* Begin Material *

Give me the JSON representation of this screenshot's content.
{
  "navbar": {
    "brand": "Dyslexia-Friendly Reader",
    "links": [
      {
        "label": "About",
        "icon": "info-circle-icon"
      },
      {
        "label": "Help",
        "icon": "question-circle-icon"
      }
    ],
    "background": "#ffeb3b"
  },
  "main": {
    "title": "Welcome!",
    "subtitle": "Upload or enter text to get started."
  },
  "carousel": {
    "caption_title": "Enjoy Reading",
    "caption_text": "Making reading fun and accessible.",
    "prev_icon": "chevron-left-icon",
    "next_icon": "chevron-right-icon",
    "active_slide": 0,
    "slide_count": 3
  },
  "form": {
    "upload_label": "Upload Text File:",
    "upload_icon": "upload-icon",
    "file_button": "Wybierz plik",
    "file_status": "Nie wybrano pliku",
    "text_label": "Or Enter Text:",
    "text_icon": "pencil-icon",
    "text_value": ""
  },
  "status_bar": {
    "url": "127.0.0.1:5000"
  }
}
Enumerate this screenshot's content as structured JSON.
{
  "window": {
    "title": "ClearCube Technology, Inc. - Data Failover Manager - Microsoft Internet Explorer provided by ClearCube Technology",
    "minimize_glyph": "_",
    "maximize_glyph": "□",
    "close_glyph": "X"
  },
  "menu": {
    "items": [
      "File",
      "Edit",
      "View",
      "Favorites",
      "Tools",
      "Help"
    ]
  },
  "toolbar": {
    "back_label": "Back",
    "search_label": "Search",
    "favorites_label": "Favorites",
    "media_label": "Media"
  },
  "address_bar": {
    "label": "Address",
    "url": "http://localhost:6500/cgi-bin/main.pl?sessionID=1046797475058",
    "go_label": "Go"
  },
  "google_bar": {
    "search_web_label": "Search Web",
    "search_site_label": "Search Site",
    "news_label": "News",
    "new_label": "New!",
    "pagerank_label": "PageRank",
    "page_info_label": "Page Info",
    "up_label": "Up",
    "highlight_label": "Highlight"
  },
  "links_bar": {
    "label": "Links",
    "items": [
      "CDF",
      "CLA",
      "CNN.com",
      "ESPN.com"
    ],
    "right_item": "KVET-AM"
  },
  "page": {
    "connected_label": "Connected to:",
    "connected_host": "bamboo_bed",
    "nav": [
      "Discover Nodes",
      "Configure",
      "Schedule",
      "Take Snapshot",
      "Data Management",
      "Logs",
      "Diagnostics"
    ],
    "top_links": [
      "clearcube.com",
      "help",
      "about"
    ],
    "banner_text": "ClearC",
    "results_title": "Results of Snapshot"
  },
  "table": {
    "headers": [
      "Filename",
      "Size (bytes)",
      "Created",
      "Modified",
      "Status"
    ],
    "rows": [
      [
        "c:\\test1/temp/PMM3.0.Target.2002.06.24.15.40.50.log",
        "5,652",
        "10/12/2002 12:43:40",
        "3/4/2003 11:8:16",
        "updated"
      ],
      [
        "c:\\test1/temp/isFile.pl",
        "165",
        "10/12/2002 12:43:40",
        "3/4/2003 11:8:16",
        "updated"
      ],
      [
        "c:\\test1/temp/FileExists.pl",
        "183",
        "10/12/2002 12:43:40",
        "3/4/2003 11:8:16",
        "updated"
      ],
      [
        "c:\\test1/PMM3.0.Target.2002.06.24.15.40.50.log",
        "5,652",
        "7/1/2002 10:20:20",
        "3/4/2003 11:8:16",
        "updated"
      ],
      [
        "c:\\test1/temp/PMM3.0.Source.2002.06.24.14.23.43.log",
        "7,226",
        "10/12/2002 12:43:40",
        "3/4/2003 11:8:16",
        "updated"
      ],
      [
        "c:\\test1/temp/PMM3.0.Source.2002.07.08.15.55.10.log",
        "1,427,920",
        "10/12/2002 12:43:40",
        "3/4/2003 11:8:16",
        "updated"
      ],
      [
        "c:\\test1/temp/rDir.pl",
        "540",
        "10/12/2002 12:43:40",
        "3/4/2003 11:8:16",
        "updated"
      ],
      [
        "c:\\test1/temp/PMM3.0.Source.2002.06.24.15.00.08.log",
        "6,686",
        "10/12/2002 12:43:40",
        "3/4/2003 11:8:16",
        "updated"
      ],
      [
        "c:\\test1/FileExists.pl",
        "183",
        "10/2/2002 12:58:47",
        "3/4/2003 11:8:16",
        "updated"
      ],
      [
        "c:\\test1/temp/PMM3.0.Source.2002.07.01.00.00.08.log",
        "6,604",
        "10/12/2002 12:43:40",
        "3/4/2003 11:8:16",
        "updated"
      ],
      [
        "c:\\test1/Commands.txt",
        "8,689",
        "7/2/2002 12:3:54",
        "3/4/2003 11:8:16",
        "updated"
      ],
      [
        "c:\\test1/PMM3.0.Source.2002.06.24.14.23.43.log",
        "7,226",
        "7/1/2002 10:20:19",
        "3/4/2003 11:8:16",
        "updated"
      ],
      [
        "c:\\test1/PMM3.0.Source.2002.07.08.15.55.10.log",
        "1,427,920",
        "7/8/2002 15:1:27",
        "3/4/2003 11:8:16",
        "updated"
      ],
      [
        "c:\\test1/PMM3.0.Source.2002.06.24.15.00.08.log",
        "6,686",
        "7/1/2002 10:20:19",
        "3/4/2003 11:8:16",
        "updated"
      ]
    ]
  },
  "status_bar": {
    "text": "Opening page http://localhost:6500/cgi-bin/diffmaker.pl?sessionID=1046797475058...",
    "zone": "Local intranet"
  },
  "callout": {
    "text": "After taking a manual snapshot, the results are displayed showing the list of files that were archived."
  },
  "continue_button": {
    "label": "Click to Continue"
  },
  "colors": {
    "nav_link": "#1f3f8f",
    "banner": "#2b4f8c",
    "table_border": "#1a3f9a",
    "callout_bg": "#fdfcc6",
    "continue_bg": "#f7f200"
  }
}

* End Material *

> _Problem_
Output the data above exactly, please, line for line.

> _Task result_
Give me the JSON representation of this screenshot's content.
{
  "navbar": {
    "brand": "Dyslexia-Friendly Reader",
    "links": [
      {
        "label": "About",
        "icon": "info-circle-icon"
      },
      {
        "label": "Help",
        "icon": "question-circle-icon"
      }
    ],
    "background": "#ffeb3b"
  },
  "main": {
    "title": "Welcome!",
    "subtitle": "Upload or enter text to get started."
  },
  "carousel": {
    "caption_title": "Enjoy Reading",
    "caption_text": "Making reading fun and accessible.",
    "prev_icon": "chevron-left-icon",
    "next_icon": "chevron-right-icon",
    "active_slide": 0,
    "slide_count": 3
  },
  "form": {
    "upload_label": "Upload Text File:",
    "upload_icon": "upload-icon",
    "file_button": "Wybierz plik",
    "file_status": "Nie wybrano pliku",
    "text_label": "Or Enter Text:",
    "text_icon": "pencil-icon",
    "text_value": ""
  },
  "status_bar": {
    "url": "127.0.0.1:5000"
  }
}
Enumerate this screenshot's content as structured JSON.
{
  "window": {
    "title": "ClearCube Technology, Inc. - Data Failover Manager - Microsoft Internet Explorer provided by ClearCube Technology",
    "minimize_glyph": "_",
    "maximize_glyph": "□",
    "close_glyph": "X"
  },
  "menu": {
    "items": [
      "File",
      "Edit",
      "View",
      "Favorites",
      "Tools",
      "Help"
    ]
  },
  "toolbar": {
    "back_label": "Back",
    "search_label": "Search",
    "favorites_label": "Favorites",
    "media_label": "Media"
  },
  "address_bar": {
    "label": "Address",
    "url": "http://localhost:6500/cgi-bin/main.pl?sessionID=1046797475058",
    "go_label": "Go"
  },
  "google_bar": {
    "search_web_label": "Search Web",
    "search_site_label": "Search Site",
    "news_label": "News",
    "new_label": "New!",
    "pagerank_label": "PageRank",
    "page_info_label": "Page Info",
    "up_label": "Up",
    "highlight_label": "Highlight"
  },
  "links_bar": {
    "label": "Links",
    "items": [
      "CDF",
      "CLA",
      "CNN.com",
      "ESPN.com"
    ],
    "right_item": "KVET-AM"
  },
  "page": {
    "connected_label": "Connected to:",
    "connected_host": "bamboo_bed",
    "nav": [
      "Discover Nodes",
      "Configure",
      "Schedule",
      "Take Snapshot",
      "Data Management",
      "Logs",
      "Diagnostics"
    ],
    "top_links": [
      "clearcube.com",
      "help",
      "about"
    ],
    "banner_text": "ClearC",
    "results_title": "Results of Snapshot"
  },
  "table": {
    "headers": [
      "Filename",
      "Size (bytes)",
      "Created",
      "Modified",
      "Status"
    ],
    "rows": [
      [
        "c:\\test1/temp/PMM3.0.Target.2002.06.24.15.40.50.log",
        "5,652",
        "10/12/2002 12:43:40",
        "3/4/2003 11:8:16",
        "updated"
      ],
      [
        "c:\\test1/temp/isFile.pl",
        "165",
        "10/12/2002 12:43:40",
        "3/4/2003 11:8:16",
        "updated"
      ],
      [
        "c:\\test1/temp/FileExists.pl",
        "183",
        "10/12/2002 12:43:40",
        "3/4/2003 11:8:16",
        "updated"
      ],
      [
        "c:\\test1/PMM3.0.Target.2002.06.24.15.40.50.log",
        "5,652",
        "7/1/2002 10:20:20",
        "3/4/2003 11:8:16",
        "updated"
      ],
      [
        "c:\\test1/temp/PMM3.0.Source.2002.06.24.14.23.43.log",
        "7,226",
        "10/12/2002 12:43:40",
        "3/4/2003 11:8:16",
        "updated"
      ],
      [
        "c:\\test1/temp/PMM3.0.Source.2002.07.08.15.55.10.log",
        "1,427,920",
        "10/12/2002 12:43:40",
        "3/4/2003 11:8:16",
        "updated"
      ],
      [
        "c:\\test1/temp/rDir.pl",
        "540",
        "10/12/2002 12:43:40",
        "3/4/2003 11:8:16",
        "updated"
      ],
      [
        "c:\\test1/temp/PMM3.0.Source.2002.06.24.15.00.08.log",
        "6,686",
        "10/12/2002 12:43:40",
        "3/4/2003 11:8:16",
        "updated"
      ],
      [
        "c:\\test1/FileExists.pl",
        "183",
        "10/2/2002 12:58:47",
        "3/4/2003 11:8:16",
        "updated"
      ],
      [
        "c:\\test1/temp/PMM3.0.Source.2002.07.01.00.00.08.log",
        "6,604",
        "10/12/2002 12:43:40",
        "3/4/2003 11:8:16",
        "updated"
      ],
      [
        "c:\\test1/Commands.txt",
        "8,689",
        "7/2/2002 12:3:54",
        "3/4/2003 11:8:16",
        "updated"
      ],
      [
        "c:\\test1/PMM3.0.Source.2002.06.24.14.23.43.log",
        "7,226",
        "7/1/2002 10:20:19",
        "3/4/2003 11:8:16",
        "updated"
      ],
      [
        "c:\\test1/PMM3.0.Source.2002.07.08.15.55.10.log",
        "1,427,920",
        "7/8/2002 15:1:27",
        "3/4/2003 11:8:16",
        "updated"
      ],
      [
        "c:\\test1/PMM3.0.Source.2002.06.24.15.00.08.log",
        "6,686",
        "7/1/2002 10:20:19",
        "3/4/2003 11:8:16",
        "updated"
      ]
    ]
  },
  "status_bar": {
    "text": "Opening page http://localhost:6500/cgi-bin/diffmaker.pl?sessionID=1046797475058...",
    "zone": "Local intranet"
  },
  "callout": {
    "text": "After taking a manual snapshot, the results are displayed showing the list of files that were archived."
  },
  "continue_button": {
    "label": "Click to Continue"
  },
  "colors": {
    "nav_link": "#1f3f8f",
    "banner": "#2b4f8c",
    "table_border": "#1a3f9a",
    "callout_bg": "#fdfcc6",
    "continue_bg": "#f7f200"
  }
}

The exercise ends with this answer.